Stored data:
===============

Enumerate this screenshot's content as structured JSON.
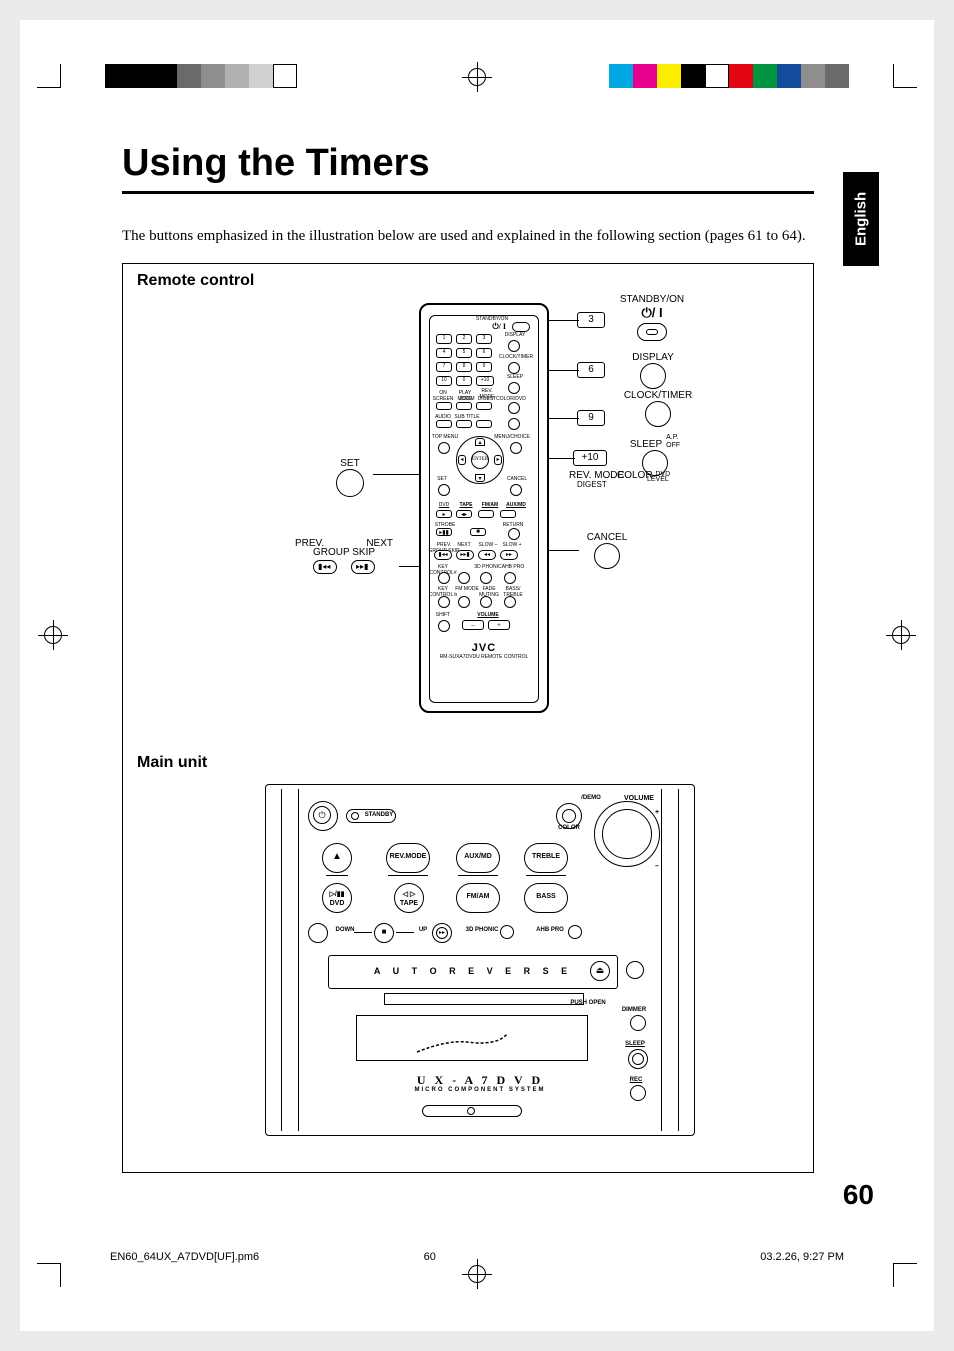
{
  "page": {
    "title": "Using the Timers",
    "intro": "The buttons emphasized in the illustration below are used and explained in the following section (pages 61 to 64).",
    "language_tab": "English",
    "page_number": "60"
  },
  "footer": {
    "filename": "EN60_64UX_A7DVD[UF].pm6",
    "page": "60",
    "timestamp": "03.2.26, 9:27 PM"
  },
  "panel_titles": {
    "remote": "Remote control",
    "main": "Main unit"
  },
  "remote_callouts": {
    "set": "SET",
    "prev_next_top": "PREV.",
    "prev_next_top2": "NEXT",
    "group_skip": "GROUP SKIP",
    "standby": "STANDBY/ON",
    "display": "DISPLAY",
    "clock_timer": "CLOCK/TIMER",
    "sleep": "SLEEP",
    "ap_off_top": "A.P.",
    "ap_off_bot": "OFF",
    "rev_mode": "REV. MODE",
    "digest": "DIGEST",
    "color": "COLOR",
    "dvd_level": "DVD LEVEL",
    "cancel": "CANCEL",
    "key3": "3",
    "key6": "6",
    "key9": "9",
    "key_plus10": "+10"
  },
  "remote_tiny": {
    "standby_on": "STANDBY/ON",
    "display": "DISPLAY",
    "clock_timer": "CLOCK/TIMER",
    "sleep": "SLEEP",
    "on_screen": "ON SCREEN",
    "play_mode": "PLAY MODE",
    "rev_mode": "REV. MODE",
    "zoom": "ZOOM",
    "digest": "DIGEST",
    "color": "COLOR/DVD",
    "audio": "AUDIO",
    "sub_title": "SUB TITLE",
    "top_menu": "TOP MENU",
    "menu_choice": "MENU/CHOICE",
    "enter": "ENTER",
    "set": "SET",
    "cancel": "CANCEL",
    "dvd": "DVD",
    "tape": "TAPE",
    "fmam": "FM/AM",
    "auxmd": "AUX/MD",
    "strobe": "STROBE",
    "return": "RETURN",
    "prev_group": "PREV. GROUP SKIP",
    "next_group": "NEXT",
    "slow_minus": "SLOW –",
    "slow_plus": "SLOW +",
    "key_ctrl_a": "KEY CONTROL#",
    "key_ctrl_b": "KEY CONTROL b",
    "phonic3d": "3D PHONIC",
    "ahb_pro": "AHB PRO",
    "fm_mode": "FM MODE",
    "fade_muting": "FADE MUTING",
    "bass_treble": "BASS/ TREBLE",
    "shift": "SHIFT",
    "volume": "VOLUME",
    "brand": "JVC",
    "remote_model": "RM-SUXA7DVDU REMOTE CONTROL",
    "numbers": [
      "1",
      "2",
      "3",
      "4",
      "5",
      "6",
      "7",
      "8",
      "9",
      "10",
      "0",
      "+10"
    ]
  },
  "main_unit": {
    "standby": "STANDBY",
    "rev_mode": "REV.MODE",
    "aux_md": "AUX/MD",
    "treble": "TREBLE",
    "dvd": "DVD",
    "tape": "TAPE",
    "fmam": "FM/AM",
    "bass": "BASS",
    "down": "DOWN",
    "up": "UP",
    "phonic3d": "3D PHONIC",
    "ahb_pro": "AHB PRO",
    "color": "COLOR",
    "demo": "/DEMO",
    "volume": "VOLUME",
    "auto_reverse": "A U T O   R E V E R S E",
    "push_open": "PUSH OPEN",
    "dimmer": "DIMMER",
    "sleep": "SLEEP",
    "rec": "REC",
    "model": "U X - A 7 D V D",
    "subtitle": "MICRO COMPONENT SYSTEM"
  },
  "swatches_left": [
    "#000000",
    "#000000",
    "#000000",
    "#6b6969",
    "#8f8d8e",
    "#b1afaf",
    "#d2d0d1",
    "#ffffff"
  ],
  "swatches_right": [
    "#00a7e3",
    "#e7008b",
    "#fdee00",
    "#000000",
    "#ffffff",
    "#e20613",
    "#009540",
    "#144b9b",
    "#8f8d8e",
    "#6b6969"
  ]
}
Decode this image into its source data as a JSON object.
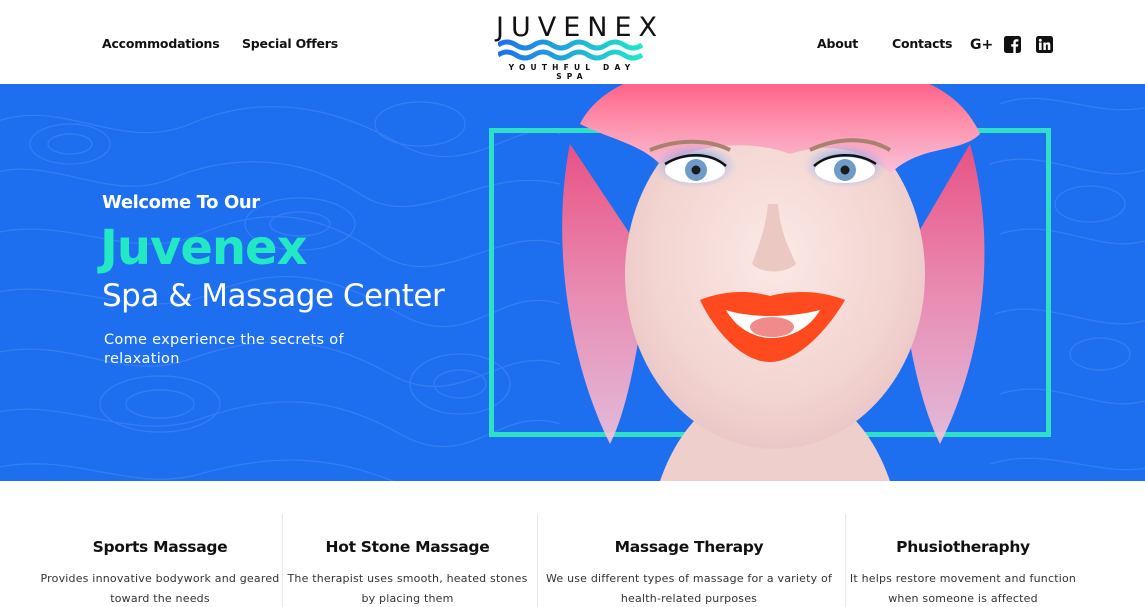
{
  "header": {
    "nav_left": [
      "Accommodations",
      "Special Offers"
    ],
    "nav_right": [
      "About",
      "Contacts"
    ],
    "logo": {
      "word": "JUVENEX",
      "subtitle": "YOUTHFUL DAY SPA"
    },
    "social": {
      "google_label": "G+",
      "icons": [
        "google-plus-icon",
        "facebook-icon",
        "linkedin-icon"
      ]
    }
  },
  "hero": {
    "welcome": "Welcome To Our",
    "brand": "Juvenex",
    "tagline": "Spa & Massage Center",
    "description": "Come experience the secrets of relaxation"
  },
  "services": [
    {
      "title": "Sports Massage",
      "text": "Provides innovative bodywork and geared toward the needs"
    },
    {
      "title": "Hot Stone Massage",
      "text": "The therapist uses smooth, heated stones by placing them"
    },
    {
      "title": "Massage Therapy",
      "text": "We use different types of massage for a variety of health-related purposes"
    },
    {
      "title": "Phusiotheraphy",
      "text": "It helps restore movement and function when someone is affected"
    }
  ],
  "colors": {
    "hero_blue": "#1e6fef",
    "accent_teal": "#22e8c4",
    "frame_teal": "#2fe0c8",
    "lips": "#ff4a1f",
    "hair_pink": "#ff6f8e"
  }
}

===============

Goal:
Print each line from the one containing "Decode this image" through the last line of the listing, both included, exactly and with no pictures.

Solution to the problem:
Decode this image into its source data as a JSON object.
{
  "header": {
    "nav_left": [
      "Accommodations",
      "Special Offers"
    ],
    "nav_right": [
      "About",
      "Contacts"
    ],
    "logo": {
      "word": "JUVENEX",
      "subtitle": "YOUTHFUL DAY SPA"
    },
    "social": {
      "google_label": "G+",
      "icons": [
        "google-plus-icon",
        "facebook-icon",
        "linkedin-icon"
      ]
    }
  },
  "hero": {
    "welcome": "Welcome To Our",
    "brand": "Juvenex",
    "tagline": "Spa & Massage Center",
    "description": "Come experience the secrets of relaxation"
  },
  "services": [
    {
      "title": "Sports Massage",
      "text": "Provides innovative bodywork and geared toward the needs"
    },
    {
      "title": "Hot Stone Massage",
      "text": "The therapist uses smooth, heated stones by placing them"
    },
    {
      "title": "Massage Therapy",
      "text": "We use different types of massage for a variety of health-related purposes"
    },
    {
      "title": "Phusiotheraphy",
      "text": "It helps restore movement and function when someone is affected"
    }
  ],
  "colors": {
    "hero_blue": "#1e6fef",
    "accent_teal": "#22e8c4",
    "frame_teal": "#2fe0c8",
    "lips": "#ff4a1f",
    "hair_pink": "#ff6f8e"
  }
}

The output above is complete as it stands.